**Short problem 1**
Print the blog post word for word, between "A current fad" and "the next DVD.", inclusive.
**Short problem 2**
List every line of the records that contains the string "indonesia", matching case exactly.

**Supplied text**
Mike Kueber's Blog

February 10, 2013

Saturday Night at the Movies #61 – John Adams (miniseries)

Filed under: History,Movie reviews — Mike Kueber @ 3:30 pm
Tags: , ,

A current fad is to consume an entire miniseries or TV season in one big gulp via the convenience of a DVD.  I once had a girlfriend who did this several times with the TV series “24” and later with “Dexter.”  But I was never interested until a friend suggested to me several options on Netflix – The Killing, Luck, and Homeland – that I found highly enjoyable and almost addictive.  That old expression about not being able to put the book down applies, except that with Netflix DVDs, you may have to wait a couple of days for the next DVD.

**Entries**
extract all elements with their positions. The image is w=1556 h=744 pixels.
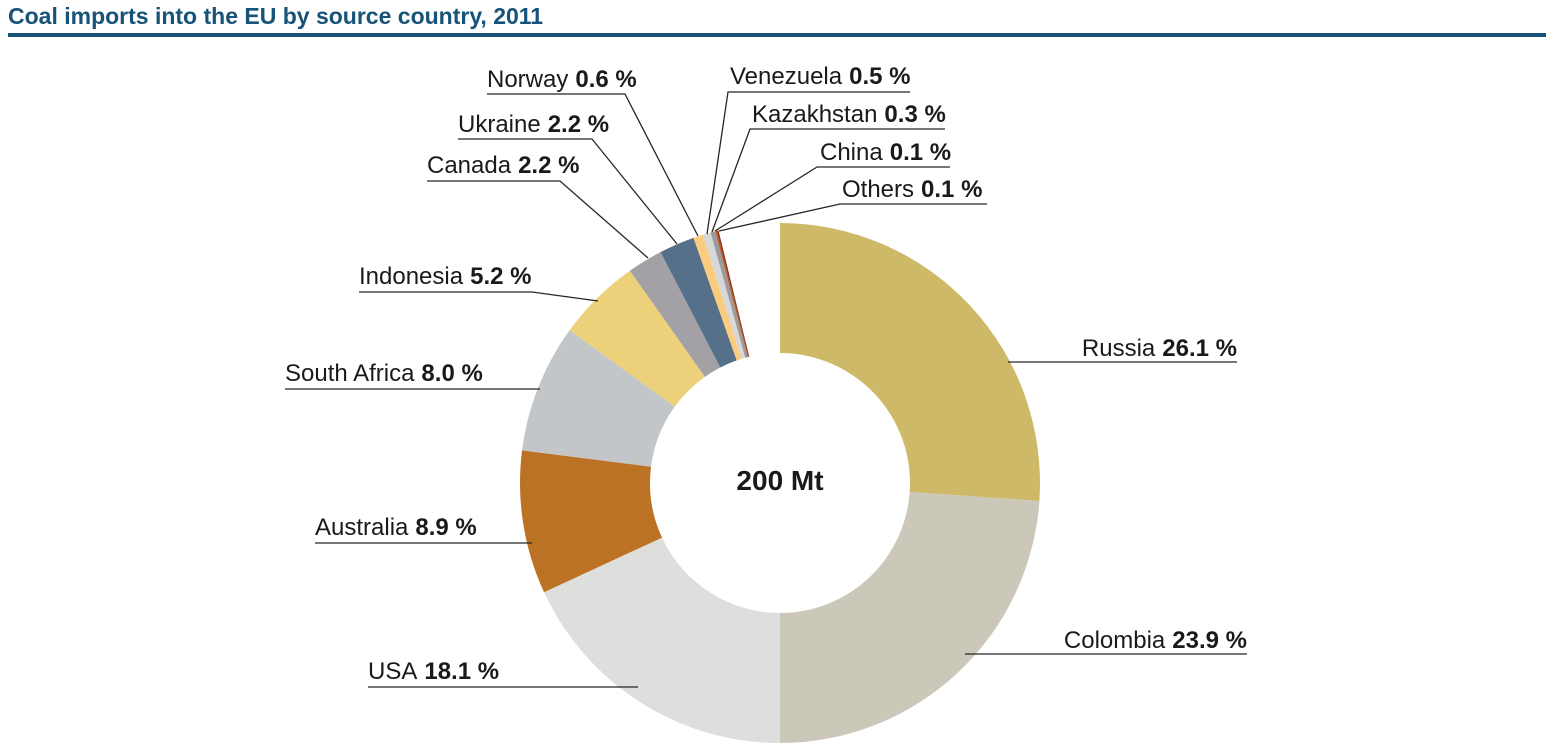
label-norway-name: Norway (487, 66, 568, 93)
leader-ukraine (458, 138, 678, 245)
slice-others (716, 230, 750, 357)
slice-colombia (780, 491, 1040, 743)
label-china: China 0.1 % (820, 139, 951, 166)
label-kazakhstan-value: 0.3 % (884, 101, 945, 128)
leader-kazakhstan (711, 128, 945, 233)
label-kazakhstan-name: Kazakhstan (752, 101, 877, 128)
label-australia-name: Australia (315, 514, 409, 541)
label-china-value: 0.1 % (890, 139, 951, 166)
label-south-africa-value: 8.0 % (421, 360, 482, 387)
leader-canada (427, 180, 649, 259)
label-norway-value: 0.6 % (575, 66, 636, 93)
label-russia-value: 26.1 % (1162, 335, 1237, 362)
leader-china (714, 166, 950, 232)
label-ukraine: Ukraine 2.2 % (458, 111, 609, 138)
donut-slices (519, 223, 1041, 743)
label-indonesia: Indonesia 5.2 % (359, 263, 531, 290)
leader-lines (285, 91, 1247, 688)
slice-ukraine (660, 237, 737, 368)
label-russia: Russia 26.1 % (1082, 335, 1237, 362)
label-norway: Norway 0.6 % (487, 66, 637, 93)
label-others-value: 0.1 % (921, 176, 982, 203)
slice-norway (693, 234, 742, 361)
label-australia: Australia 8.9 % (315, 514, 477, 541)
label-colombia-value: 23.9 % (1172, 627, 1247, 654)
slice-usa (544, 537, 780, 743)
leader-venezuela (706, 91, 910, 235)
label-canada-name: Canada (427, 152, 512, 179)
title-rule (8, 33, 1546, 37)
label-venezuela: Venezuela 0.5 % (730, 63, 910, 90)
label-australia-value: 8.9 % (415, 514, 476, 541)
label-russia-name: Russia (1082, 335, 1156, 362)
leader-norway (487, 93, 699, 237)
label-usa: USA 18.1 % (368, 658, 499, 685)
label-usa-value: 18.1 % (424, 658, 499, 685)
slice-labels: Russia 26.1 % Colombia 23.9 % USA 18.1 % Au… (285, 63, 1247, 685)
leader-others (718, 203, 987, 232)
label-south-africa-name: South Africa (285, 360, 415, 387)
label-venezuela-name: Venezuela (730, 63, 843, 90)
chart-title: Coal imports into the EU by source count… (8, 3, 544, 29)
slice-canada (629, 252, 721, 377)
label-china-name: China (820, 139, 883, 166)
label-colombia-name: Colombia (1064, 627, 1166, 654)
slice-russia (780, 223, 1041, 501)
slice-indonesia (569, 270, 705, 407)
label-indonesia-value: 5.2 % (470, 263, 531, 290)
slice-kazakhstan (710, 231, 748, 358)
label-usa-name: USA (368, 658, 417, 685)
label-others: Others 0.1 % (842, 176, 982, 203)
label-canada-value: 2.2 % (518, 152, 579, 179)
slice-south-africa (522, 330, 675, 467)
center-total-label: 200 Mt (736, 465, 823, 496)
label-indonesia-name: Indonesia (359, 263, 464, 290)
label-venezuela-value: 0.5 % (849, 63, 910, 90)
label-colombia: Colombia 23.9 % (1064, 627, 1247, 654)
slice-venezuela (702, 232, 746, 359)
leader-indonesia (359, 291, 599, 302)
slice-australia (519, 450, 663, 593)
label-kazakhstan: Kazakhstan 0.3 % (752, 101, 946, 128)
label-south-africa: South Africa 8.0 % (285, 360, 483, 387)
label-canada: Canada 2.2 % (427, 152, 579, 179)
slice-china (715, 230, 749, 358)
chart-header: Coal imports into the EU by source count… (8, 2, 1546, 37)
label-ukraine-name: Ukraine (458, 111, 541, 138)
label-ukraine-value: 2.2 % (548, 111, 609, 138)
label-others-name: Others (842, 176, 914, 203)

**Written answer 1**
A current fad is to consume an entire miniseries or TV season in one big gulp via the convenience of a DVD.  I once had a girlfriend who did this several times with the TV series “24” and later with “Dexter.”  But I was never interested until a friend suggested to me several options on Netflix – The Killing, Luck, and Homeland – that I found highly enjoyable and almost addictive.  That old expression about not being able to put the book down applies, except that with Netflix DVDs, you may have to wait a couple of days for the next DVD.

**Written answer 2**
label-indonesia: Indonesia 5.2 % (359, 263, 531, 290)
slice-indonesia (569, 270, 705, 407)
label-indonesia-value: 5.2 % (470, 263, 531, 290)
label-indonesia-name: Indonesia (359, 263, 464, 290)
leader-indonesia (359, 291, 599, 302)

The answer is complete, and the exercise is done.